PROBLEM STATEMENT: Gather all lines containing the string "夸克网盘" and copy them out.

PROVIDED ENTRIES:
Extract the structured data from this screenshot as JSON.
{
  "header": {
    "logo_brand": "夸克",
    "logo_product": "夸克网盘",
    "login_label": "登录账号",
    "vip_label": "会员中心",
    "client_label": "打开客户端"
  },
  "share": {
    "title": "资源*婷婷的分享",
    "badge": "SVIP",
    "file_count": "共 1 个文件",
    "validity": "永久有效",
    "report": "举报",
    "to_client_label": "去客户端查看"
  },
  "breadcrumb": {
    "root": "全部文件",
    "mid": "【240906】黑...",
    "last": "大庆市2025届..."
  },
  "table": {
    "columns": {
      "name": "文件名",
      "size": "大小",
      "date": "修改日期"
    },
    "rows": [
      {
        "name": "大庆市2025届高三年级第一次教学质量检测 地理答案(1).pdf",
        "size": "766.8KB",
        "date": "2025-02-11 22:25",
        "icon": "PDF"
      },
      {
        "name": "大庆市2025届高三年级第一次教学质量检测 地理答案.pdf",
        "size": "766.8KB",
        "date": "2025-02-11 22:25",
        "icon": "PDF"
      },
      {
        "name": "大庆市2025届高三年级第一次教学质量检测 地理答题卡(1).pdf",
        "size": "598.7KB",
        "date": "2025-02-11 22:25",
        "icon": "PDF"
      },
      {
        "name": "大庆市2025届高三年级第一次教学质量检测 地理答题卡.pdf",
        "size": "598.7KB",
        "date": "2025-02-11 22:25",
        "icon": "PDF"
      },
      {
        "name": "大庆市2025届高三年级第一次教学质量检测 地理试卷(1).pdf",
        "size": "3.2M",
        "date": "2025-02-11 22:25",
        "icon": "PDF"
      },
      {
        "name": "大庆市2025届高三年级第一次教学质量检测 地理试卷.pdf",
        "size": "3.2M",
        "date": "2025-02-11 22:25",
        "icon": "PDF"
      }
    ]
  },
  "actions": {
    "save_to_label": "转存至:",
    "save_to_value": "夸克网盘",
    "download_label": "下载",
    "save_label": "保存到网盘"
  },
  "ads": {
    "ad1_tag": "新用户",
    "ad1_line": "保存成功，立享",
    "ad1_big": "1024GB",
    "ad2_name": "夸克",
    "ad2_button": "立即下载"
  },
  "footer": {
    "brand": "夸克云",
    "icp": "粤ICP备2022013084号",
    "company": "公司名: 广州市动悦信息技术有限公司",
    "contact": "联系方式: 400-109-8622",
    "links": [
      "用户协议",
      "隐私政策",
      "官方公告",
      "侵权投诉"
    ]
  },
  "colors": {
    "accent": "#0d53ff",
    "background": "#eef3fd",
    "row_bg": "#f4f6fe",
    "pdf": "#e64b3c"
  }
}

EXERCISE SOLUTION:
    "logo_product": "夸克网盘",
    "save_to_value": "夸克网盘",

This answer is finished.